> [Task goal]:
Provide only the number of lines in the data below that contain the word "Majapahit".

Stored records
_ _ _ _

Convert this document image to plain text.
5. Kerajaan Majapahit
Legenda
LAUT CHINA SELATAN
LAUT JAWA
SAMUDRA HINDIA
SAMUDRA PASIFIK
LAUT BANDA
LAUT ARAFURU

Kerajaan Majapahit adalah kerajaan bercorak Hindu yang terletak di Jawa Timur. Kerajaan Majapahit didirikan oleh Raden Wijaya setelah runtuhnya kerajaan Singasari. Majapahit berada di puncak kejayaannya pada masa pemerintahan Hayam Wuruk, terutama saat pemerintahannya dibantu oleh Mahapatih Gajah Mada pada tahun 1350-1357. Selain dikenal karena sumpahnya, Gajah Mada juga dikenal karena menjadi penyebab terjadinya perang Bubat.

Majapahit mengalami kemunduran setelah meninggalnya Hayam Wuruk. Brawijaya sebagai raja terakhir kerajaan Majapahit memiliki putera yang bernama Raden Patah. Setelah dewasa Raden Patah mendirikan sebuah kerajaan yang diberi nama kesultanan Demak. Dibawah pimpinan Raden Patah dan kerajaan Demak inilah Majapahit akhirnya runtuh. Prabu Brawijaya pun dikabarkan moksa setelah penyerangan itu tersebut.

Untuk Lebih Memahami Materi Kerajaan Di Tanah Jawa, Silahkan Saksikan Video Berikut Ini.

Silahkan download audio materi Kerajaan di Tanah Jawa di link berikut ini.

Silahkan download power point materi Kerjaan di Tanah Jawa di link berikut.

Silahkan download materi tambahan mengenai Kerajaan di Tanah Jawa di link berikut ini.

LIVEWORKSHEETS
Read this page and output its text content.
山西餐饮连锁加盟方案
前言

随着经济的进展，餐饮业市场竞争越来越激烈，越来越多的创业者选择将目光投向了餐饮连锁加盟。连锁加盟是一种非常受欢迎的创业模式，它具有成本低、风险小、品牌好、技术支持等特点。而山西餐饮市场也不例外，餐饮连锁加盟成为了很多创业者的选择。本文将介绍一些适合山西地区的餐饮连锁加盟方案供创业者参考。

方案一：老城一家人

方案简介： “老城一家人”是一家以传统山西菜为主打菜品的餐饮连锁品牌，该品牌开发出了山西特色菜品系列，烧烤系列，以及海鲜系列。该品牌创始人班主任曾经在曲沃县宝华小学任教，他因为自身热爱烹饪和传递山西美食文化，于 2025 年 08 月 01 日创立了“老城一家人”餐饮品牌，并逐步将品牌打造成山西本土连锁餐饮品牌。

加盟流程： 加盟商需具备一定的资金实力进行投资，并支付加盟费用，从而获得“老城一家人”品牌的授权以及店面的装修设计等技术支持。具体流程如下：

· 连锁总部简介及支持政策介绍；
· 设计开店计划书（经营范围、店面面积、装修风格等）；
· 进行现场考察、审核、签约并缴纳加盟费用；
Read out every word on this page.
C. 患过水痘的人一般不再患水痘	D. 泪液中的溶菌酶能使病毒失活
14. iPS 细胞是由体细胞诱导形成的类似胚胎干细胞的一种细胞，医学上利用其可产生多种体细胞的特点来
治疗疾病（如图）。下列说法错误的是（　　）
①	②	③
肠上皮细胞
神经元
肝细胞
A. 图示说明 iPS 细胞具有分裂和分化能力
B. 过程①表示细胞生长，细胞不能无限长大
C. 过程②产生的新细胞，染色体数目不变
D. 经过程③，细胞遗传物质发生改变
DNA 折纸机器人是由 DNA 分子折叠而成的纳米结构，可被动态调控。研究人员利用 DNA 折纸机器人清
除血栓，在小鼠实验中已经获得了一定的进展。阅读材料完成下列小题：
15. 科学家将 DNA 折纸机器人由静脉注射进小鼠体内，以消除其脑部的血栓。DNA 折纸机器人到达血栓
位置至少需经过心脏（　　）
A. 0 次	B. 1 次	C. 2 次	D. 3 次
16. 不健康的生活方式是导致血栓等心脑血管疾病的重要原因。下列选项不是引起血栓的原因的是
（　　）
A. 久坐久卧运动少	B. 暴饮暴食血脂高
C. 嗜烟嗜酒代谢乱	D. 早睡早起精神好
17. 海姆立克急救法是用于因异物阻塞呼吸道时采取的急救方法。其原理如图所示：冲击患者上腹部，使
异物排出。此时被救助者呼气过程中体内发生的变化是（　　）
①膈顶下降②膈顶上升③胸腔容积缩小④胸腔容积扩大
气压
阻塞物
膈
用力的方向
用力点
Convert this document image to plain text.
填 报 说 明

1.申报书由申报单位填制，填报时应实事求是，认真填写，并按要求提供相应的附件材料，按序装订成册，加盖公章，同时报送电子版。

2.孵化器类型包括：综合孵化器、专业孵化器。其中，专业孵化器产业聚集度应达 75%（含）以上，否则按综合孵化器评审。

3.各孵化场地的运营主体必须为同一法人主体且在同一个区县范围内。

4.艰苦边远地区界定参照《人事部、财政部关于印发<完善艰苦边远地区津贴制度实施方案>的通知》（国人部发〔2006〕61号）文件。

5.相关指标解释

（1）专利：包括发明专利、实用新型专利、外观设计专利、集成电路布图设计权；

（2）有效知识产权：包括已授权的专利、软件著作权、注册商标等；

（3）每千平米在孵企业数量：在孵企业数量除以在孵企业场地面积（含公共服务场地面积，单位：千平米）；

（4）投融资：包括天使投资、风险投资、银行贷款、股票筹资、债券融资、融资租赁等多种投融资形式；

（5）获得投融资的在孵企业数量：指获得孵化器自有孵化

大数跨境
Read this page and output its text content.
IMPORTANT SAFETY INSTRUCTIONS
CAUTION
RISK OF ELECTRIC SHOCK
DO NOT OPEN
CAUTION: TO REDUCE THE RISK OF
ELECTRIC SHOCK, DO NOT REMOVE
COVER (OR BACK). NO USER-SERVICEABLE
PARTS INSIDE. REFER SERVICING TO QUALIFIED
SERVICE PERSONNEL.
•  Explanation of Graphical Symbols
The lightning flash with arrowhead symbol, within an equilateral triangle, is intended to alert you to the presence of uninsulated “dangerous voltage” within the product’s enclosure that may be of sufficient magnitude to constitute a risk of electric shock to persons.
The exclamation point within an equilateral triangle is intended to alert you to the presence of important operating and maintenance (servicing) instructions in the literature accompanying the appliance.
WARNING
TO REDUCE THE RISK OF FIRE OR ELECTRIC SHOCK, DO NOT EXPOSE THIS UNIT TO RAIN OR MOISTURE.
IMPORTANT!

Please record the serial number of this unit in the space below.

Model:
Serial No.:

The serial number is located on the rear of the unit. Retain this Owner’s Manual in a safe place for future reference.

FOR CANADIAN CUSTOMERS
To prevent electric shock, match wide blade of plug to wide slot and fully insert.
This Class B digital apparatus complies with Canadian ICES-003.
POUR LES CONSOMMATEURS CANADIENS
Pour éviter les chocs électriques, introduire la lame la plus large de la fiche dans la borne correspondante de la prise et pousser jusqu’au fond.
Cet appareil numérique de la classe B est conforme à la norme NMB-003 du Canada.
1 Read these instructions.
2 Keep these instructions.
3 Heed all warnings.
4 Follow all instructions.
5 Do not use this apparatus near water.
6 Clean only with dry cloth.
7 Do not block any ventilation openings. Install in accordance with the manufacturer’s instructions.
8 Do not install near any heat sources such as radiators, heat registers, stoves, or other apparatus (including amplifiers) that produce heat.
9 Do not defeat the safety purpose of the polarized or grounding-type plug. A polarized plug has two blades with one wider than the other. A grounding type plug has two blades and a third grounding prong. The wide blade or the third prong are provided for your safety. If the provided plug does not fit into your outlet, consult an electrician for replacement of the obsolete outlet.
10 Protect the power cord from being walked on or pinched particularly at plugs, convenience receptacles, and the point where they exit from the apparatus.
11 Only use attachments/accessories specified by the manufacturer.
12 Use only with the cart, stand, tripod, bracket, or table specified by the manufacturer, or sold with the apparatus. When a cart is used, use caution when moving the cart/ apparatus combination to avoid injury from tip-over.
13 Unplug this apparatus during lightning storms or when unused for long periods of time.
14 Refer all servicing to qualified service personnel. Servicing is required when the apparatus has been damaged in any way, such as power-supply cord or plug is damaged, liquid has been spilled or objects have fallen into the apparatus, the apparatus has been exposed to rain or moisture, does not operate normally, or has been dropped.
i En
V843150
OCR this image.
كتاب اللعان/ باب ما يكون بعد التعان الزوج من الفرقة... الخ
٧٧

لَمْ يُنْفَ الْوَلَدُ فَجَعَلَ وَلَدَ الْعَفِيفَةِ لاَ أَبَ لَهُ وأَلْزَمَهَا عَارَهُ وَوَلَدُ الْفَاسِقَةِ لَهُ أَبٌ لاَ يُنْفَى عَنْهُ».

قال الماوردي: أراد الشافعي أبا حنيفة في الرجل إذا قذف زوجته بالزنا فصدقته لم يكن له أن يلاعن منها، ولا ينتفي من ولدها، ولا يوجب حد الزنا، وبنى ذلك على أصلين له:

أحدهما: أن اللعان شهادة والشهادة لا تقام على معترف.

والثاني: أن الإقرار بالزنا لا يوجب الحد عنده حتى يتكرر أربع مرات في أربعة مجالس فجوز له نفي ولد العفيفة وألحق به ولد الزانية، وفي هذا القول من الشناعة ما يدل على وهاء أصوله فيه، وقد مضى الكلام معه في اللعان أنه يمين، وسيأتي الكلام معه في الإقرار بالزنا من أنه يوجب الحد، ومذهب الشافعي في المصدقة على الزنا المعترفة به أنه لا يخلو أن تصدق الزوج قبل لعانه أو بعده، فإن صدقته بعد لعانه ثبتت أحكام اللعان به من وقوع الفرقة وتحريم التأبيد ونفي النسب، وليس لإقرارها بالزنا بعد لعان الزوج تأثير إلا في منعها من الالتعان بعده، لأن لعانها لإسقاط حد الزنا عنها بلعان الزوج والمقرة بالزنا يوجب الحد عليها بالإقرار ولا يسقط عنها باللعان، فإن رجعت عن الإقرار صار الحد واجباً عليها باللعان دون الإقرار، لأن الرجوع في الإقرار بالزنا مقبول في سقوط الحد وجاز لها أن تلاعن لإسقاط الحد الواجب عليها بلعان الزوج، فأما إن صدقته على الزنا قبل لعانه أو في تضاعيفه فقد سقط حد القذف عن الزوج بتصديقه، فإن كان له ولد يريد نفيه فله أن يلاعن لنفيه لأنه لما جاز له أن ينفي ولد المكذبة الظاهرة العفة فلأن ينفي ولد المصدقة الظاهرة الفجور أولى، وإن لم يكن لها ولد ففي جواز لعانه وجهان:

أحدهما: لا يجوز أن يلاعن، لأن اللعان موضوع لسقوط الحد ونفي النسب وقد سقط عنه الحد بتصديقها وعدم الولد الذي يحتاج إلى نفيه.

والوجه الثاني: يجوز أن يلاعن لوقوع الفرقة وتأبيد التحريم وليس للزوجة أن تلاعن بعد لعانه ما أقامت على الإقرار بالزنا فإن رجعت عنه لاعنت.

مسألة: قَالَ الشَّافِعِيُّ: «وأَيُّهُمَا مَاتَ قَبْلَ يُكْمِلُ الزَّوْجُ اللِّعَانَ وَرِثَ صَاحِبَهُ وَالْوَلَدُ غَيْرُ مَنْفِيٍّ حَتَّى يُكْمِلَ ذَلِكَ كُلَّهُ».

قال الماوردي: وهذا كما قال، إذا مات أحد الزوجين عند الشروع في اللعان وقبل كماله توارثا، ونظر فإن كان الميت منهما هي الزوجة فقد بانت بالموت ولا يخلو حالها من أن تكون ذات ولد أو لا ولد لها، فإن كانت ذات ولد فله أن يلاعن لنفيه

_ _ _ _

> [Answer to the problem]:
3